## What you will do
1) Answer these questions from the excerpt on Neat v. Pfeffer.
(a) What kind of hearing did Justice Bluth order?
(b) Where was Cynthia Neat seated in the taxi?
(c) On what single item did Dr. Fijan want to base his testimony?
2) In the excerpt on Neat v. Pfeffer, substitute "cab" for "taxi" and give the text from "Why junk? Read" to "she was in.".
3) Rewrite the paragraph of the excerpt on Neat v. Pfeffer that begins "Cynthia Neat was a back seat passenger" as a short list. Keep its main facts.

## Extract
%%

What Justice Bluth wrote in her recent decision in Neat v. Pfeffer is applicable to anyone in any part of the country, as she gives a road map to exposing the junk. So it is worth reading even if you hale from elsewhere.

The context of her decision is an attempt by Dr. Robert Fijan to testify about both the forces on a car in a collision and whether the plaintiff could have sustained her injuries from this collision. Justice Bluth ruled that while he could testify as to the former, he couldn’t testify to the latter, concluding that if he testified about the injuries it would be junk science (again, not her words, but mine).

Why junk? Read on…

Cynthia Neat was a back seat passenger in a taxi that was rear-ended. Dr. Fijan — who is a Ph.D. and not an M.D., which makes a pretty big difference in this context —  wanted to testify about both the severity of the impact and the claim that the plaintiff could not have suffered a rotator cuff and SLAP tears as well as a torn meniscus in her knee, among other injuries. And he wanted to do this based solely on a single black and white photograph of the taxi she was in.

So Justice Bluth ordered a Frye hearing to test the scientific basis of such testimony to see if if was generally acceptable in the scientific community. And she then proceeded to deconstruct why D. Fijan, who is not an M.D., couldn’t testify about whether the injuries were caused by the collision:

First, there was no significant peer-reviewed literature validating his methods. As per Justice Bluth, noting the difference between theories of force in a lab, and those in the real world:

He testified that in order for a ligament to tear, it must be stretched to a certain point; in order for a bone to break, there must be a specific amount of force and bending. Understandably, experiments cannot be performed on live people – it would not be appropriate to ask volunteers to participate in crashes so their injuries can be measured. Additionally, it makes sense that a 75 year old woman with osteoporosis may suffer a broken bone with less force that it would take a 25 year old man’s bone to break, and a swimmer’s shoulder muscles may withstand more strain than those of a sewing machine operator.

%%

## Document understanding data

%%

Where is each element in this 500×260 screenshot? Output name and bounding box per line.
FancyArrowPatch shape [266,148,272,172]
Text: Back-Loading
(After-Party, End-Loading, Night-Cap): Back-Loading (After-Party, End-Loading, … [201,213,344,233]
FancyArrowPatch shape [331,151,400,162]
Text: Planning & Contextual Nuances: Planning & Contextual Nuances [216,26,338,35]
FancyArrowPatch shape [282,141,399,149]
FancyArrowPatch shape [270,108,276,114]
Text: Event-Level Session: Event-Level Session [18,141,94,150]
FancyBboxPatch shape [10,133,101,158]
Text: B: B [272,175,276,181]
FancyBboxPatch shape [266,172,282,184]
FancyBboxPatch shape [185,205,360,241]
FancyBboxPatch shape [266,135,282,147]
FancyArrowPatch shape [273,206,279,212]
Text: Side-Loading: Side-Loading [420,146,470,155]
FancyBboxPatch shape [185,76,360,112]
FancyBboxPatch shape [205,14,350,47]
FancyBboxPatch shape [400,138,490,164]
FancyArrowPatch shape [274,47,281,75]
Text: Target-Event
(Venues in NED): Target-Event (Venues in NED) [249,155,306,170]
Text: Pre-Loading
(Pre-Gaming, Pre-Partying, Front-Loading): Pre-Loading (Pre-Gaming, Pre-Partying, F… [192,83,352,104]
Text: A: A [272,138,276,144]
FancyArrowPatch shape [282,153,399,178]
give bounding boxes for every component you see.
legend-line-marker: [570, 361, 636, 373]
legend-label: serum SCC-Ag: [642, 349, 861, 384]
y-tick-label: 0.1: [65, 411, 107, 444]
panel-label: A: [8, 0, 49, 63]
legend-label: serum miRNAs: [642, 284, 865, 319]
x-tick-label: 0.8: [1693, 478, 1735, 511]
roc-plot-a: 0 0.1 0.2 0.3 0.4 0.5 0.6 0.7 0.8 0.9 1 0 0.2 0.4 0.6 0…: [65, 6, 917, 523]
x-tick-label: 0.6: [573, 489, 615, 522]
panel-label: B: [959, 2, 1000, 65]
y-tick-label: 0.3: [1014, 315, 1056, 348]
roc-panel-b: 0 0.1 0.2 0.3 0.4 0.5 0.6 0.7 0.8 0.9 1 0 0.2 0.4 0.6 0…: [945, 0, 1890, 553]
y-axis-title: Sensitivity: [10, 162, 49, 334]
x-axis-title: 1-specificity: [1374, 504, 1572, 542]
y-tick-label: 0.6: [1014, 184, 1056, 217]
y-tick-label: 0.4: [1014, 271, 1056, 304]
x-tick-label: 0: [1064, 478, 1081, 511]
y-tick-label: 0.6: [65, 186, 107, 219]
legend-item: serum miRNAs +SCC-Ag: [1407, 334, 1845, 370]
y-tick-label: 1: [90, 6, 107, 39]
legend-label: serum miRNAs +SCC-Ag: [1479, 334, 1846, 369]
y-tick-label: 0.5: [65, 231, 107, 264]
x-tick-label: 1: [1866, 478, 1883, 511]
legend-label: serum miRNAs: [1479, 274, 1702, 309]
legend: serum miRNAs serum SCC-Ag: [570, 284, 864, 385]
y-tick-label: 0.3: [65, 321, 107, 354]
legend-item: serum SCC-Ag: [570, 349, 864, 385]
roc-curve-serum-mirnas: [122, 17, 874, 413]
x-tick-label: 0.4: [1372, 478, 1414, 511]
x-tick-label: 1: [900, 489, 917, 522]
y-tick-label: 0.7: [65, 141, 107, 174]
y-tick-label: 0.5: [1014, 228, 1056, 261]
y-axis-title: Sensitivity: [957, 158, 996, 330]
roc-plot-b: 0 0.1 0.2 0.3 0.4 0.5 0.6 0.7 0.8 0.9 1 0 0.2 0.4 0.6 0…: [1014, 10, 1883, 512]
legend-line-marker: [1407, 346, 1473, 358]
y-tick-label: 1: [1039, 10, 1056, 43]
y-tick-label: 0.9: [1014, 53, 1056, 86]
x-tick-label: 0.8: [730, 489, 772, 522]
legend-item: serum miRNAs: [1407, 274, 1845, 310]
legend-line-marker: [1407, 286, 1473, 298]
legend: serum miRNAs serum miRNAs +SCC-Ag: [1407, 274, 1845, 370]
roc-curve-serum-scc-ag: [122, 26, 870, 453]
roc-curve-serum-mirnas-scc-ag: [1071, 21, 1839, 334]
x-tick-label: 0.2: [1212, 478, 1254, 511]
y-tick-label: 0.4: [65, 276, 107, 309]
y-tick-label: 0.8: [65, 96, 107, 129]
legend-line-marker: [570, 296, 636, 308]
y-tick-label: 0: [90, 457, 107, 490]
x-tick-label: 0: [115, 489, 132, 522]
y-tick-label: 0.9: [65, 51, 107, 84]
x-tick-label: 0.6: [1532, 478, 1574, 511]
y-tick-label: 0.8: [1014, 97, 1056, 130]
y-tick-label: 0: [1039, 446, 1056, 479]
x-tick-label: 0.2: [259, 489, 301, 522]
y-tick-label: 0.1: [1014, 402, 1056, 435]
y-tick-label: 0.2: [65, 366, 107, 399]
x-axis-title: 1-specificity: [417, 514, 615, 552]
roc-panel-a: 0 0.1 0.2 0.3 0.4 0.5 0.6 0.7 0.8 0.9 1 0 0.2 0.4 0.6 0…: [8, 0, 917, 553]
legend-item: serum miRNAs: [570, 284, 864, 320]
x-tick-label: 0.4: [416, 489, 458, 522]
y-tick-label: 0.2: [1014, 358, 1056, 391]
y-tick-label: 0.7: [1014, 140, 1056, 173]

%%

## Solution list
1)
(a) A Frye hearing.
(b) In the back seat.
(c) A single black and white photograph of the taxi she was in.

2)
Why junk? Read on…

Cynthia Neat was a back seat passenger in a cab that was rear-ended. Dr. Fijan — who is a Ph.D. and not an M.D., which makes a pretty big difference in this context —  wanted to testify about both the severity of the impact and the claim that the plaintiff could not have suffered a rotator cuff and SLAP tears as well as a torn meniscus in her knee, among other injuries. And he wanted to do this based solely on a single black and white photograph of the cab she was in.

3)
- Cynthia Neat was a back seat passenger in a taxi that was rear-ended.
- Dr. Fijan is a Ph.D., not an M.D.
- He wanted to testify about the severity of the impact.
- He also wanted to testify that she could not have suffered rotator cuff and SLAP tears, a torn meniscus in her knee, and other injuries.
- He wanted to base this solely on a single black and white photograph of the taxi.